▶ What is required
Extract the whole listing as it stands. Do not include the pictures.

============================================================

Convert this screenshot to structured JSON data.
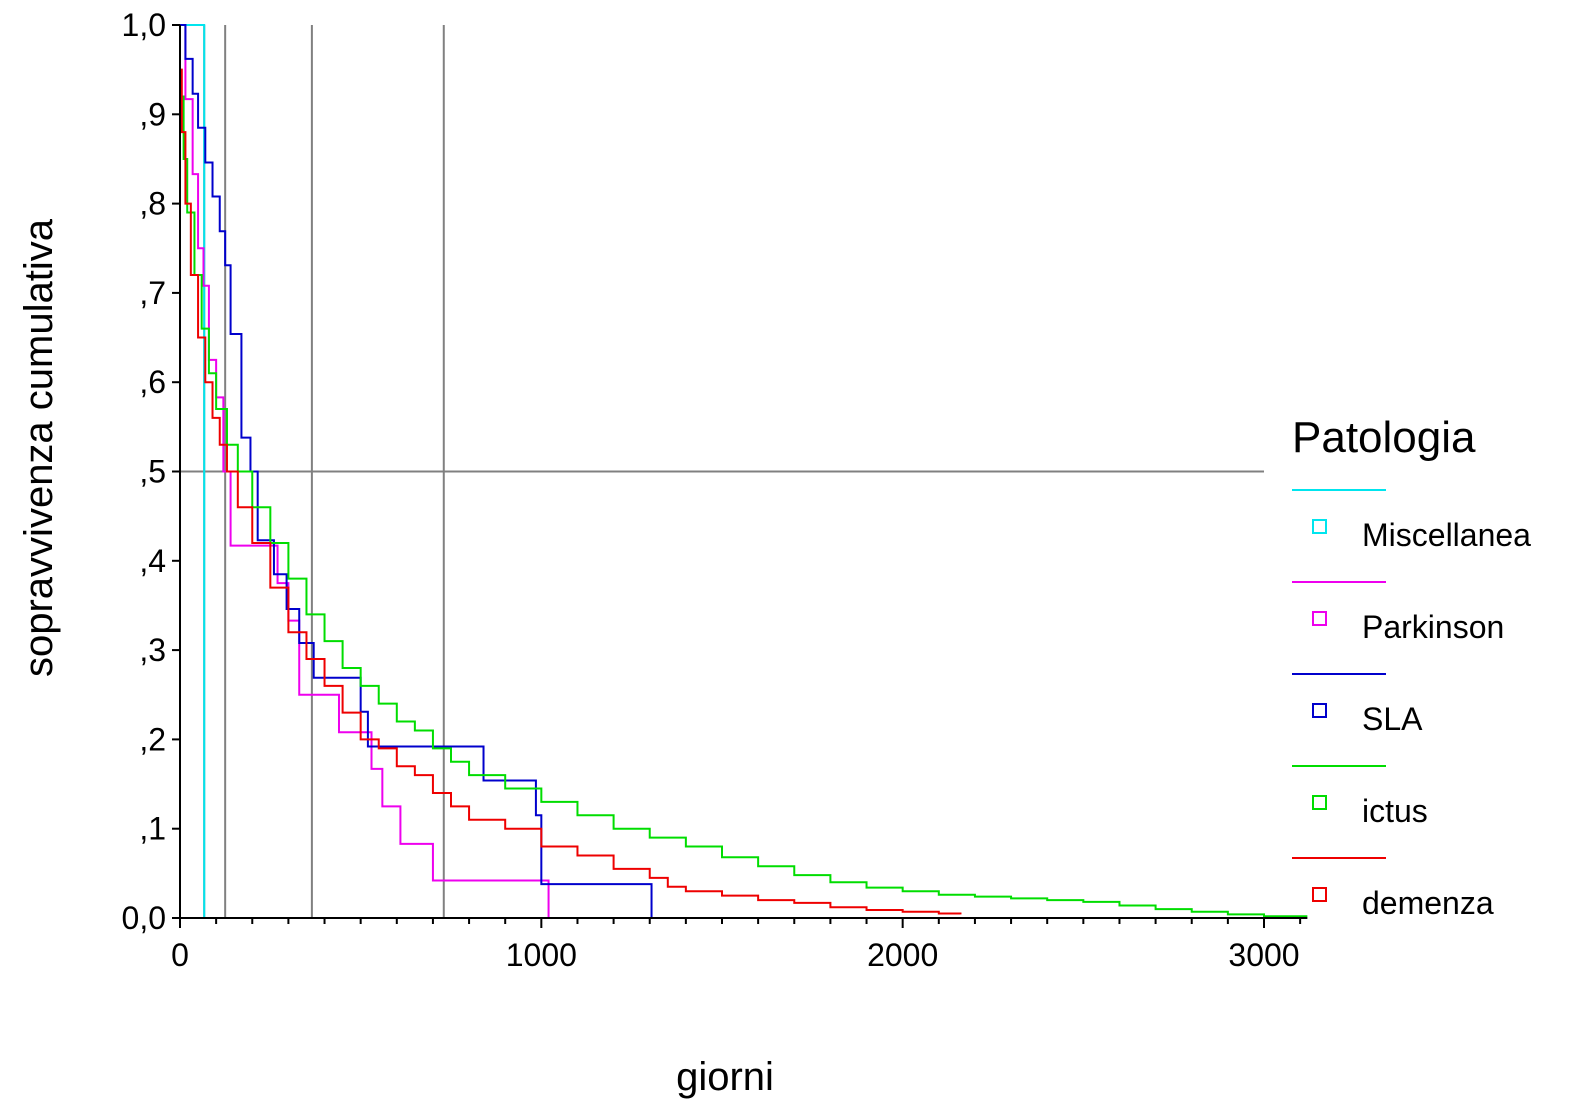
{
  "chart_data": {
    "type": "line",
    "step": true,
    "xlabel": "giorni",
    "ylabel": "sopravvivenza cumulativa",
    "xlim": [
      0,
      3000
    ],
    "ylim": [
      0,
      1
    ],
    "xticks": [
      0,
      1000,
      2000,
      3000
    ],
    "xtick_labels": [
      "0",
      "1000",
      "2000",
      "3000"
    ],
    "yticks": [
      0,
      0.1,
      0.2,
      0.3,
      0.4,
      0.5,
      0.6,
      0.7,
      0.8,
      0.9,
      1.0
    ],
    "ytick_labels": [
      "0,0",
      ",1",
      ",2",
      ",3",
      ",4",
      ",5",
      ",6",
      ",7",
      ",8",
      ",9",
      "1,0"
    ],
    "reference_lines": {
      "horizontal": [
        0.5
      ],
      "vertical": [
        67,
        125,
        365,
        730
      ]
    },
    "legend": {
      "title": "Patologia",
      "position": "right"
    },
    "series": [
      {
        "name": "Miscellanea",
        "color": "#00e5ee",
        "x": [
          0,
          67,
          67
        ],
        "y": [
          1.0,
          1.0,
          0.0
        ]
      },
      {
        "name": "Parkinson",
        "color": "#ee00ee",
        "x": [
          0,
          15,
          35,
          50,
          65,
          80,
          100,
          120,
          140,
          200,
          270,
          300,
          330,
          390,
          440,
          490,
          530,
          560,
          610,
          700,
          1020
        ],
        "y": [
          1.0,
          0.917,
          0.833,
          0.75,
          0.708,
          0.625,
          0.583,
          0.5,
          0.417,
          0.417,
          0.375,
          0.333,
          0.25,
          0.25,
          0.208,
          0.208,
          0.167,
          0.125,
          0.083,
          0.042,
          0.0
        ]
      },
      {
        "name": "SLA",
        "color": "#0000cc",
        "x": [
          0,
          15,
          35,
          50,
          70,
          90,
          110,
          125,
          140,
          170,
          195,
          215,
          260,
          295,
          330,
          370,
          460,
          500,
          520,
          660,
          760,
          840,
          960,
          985,
          1000,
          1305
        ],
        "y": [
          1.0,
          0.962,
          0.923,
          0.885,
          0.846,
          0.808,
          0.769,
          0.731,
          0.654,
          0.538,
          0.5,
          0.423,
          0.385,
          0.346,
          0.308,
          0.269,
          0.269,
          0.231,
          0.192,
          0.192,
          0.192,
          0.154,
          0.154,
          0.115,
          0.038,
          0.0
        ]
      },
      {
        "name": "ictus",
        "color": "#00dd00",
        "x": [
          0,
          10,
          20,
          40,
          60,
          80,
          100,
          130,
          160,
          200,
          250,
          300,
          350,
          400,
          450,
          500,
          550,
          600,
          650,
          700,
          750,
          800,
          900,
          1000,
          1100,
          1200,
          1300,
          1400,
          1500,
          1600,
          1700,
          1800,
          1900,
          2000,
          2100,
          2200,
          2300,
          2400,
          2500,
          2600,
          2700,
          2800,
          2900,
          3000,
          3120
        ],
        "y": [
          0.92,
          0.85,
          0.79,
          0.72,
          0.66,
          0.61,
          0.57,
          0.53,
          0.5,
          0.46,
          0.42,
          0.38,
          0.34,
          0.31,
          0.28,
          0.26,
          0.24,
          0.22,
          0.21,
          0.19,
          0.175,
          0.16,
          0.145,
          0.13,
          0.115,
          0.1,
          0.09,
          0.08,
          0.068,
          0.058,
          0.048,
          0.04,
          0.034,
          0.03,
          0.026,
          0.024,
          0.022,
          0.02,
          0.018,
          0.014,
          0.01,
          0.007,
          0.004,
          0.002,
          0.002
        ]
      },
      {
        "name": "demenza",
        "color": "#ee0000",
        "x": [
          0,
          5,
          15,
          30,
          50,
          70,
          90,
          110,
          130,
          160,
          200,
          250,
          300,
          350,
          400,
          450,
          500,
          550,
          600,
          650,
          700,
          750,
          800,
          900,
          1000,
          1100,
          1200,
          1300,
          1350,
          1400,
          1500,
          1600,
          1700,
          1800,
          1900,
          2000,
          2100,
          2160
        ],
        "y": [
          0.95,
          0.88,
          0.8,
          0.72,
          0.65,
          0.6,
          0.56,
          0.53,
          0.5,
          0.46,
          0.42,
          0.37,
          0.32,
          0.29,
          0.26,
          0.23,
          0.2,
          0.19,
          0.17,
          0.16,
          0.14,
          0.125,
          0.11,
          0.1,
          0.08,
          0.07,
          0.055,
          0.045,
          0.035,
          0.03,
          0.025,
          0.02,
          0.017,
          0.012,
          0.009,
          0.007,
          0.005,
          0.004
        ]
      }
    ]
  }
}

============================================================

▶ Response to this exercise
Convert this screenshot to structured JSON data.
{
  "chart_data": {
    "type": "line",
    "step": true,
    "xlabel": "giorni",
    "ylabel": "sopravvivenza cumulativa",
    "xlim": [
      0,
      3000
    ],
    "ylim": [
      0,
      1
    ],
    "xticks": [
      0,
      1000,
      2000,
      3000
    ],
    "xtick_labels": [
      "0",
      "1000",
      "2000",
      "3000"
    ],
    "yticks": [
      0,
      0.1,
      0.2,
      0.3,
      0.4,
      0.5,
      0.6,
      0.7,
      0.8,
      0.9,
      1.0
    ],
    "ytick_labels": [
      "0,0",
      ",1",
      ",2",
      ",3",
      ",4",
      ",5",
      ",6",
      ",7",
      ",8",
      ",9",
      "1,0"
    ],
    "reference_lines": {
      "horizontal": [
        0.5
      ],
      "vertical": [
        67,
        125,
        365,
        730
      ]
    },
    "legend": {
      "title": "Patologia",
      "position": "right"
    },
    "series": [
      {
        "name": "Miscellanea",
        "color": "#00e5ee",
        "x": [
          0,
          67,
          67
        ],
        "y": [
          1.0,
          1.0,
          0.0
        ]
      },
      {
        "name": "Parkinson",
        "color": "#ee00ee",
        "x": [
          0,
          15,
          35,
          50,
          65,
          80,
          100,
          120,
          140,
          200,
          270,
          300,
          330,
          390,
          440,
          490,
          530,
          560,
          610,
          700,
          1020
        ],
        "y": [
          1.0,
          0.917,
          0.833,
          0.75,
          0.708,
          0.625,
          0.583,
          0.5,
          0.417,
          0.417,
          0.375,
          0.333,
          0.25,
          0.25,
          0.208,
          0.208,
          0.167,
          0.125,
          0.083,
          0.042,
          0.0
        ]
      },
      {
        "name": "SLA",
        "color": "#0000cc",
        "x": [
          0,
          15,
          35,
          50,
          70,
          90,
          110,
          125,
          140,
          170,
          195,
          215,
          260,
          295,
          330,
          370,
          460,
          500,
          520,
          660,
          760,
          840,
          960,
          985,
          1000,
          1305
        ],
        "y": [
          1.0,
          0.962,
          0.923,
          0.885,
          0.846,
          0.808,
          0.769,
          0.731,
          0.654,
          0.538,
          0.5,
          0.423,
          0.385,
          0.346,
          0.308,
          0.269,
          0.269,
          0.231,
          0.192,
          0.192,
          0.192,
          0.154,
          0.154,
          0.115,
          0.038,
          0.0
        ]
      },
      {
        "name": "ictus",
        "color": "#00dd00",
        "x": [
          0,
          10,
          20,
          40,
          60,
          80,
          100,
          130,
          160,
          200,
          250,
          300,
          350,
          400,
          450,
          500,
          550,
          600,
          650,
          700,
          750,
          800,
          900,
          1000,
          1100,
          1200,
          1300,
          1400,
          1500,
          1600,
          1700,
          1800,
          1900,
          2000,
          2100,
          2200,
          2300,
          2400,
          2500,
          2600,
          2700,
          2800,
          2900,
          3000,
          3120
        ],
        "y": [
          0.92,
          0.85,
          0.79,
          0.72,
          0.66,
          0.61,
          0.57,
          0.53,
          0.5,
          0.46,
          0.42,
          0.38,
          0.34,
          0.31,
          0.28,
          0.26,
          0.24,
          0.22,
          0.21,
          0.19,
          0.175,
          0.16,
          0.145,
          0.13,
          0.115,
          0.1,
          0.09,
          0.08,
          0.068,
          0.058,
          0.048,
          0.04,
          0.034,
          0.03,
          0.026,
          0.024,
          0.022,
          0.02,
          0.018,
          0.014,
          0.01,
          0.007,
          0.004,
          0.002,
          0.002
        ]
      },
      {
        "name": "demenza",
        "color": "#ee0000",
        "x": [
          0,
          5,
          15,
          30,
          50,
          70,
          90,
          110,
          130,
          160,
          200,
          250,
          300,
          350,
          400,
          450,
          500,
          550,
          600,
          650,
          700,
          750,
          800,
          900,
          1000,
          1100,
          1200,
          1300,
          1350,
          1400,
          1500,
          1600,
          1700,
          1800,
          1900,
          2000,
          2100,
          2160
        ],
        "y": [
          0.95,
          0.88,
          0.8,
          0.72,
          0.65,
          0.6,
          0.56,
          0.53,
          0.5,
          0.46,
          0.42,
          0.37,
          0.32,
          0.29,
          0.26,
          0.23,
          0.2,
          0.19,
          0.17,
          0.16,
          0.14,
          0.125,
          0.11,
          0.1,
          0.08,
          0.07,
          0.055,
          0.045,
          0.035,
          0.03,
          0.025,
          0.02,
          0.017,
          0.012,
          0.009,
          0.007,
          0.005,
          0.004
        ]
      }
    ]
  }
}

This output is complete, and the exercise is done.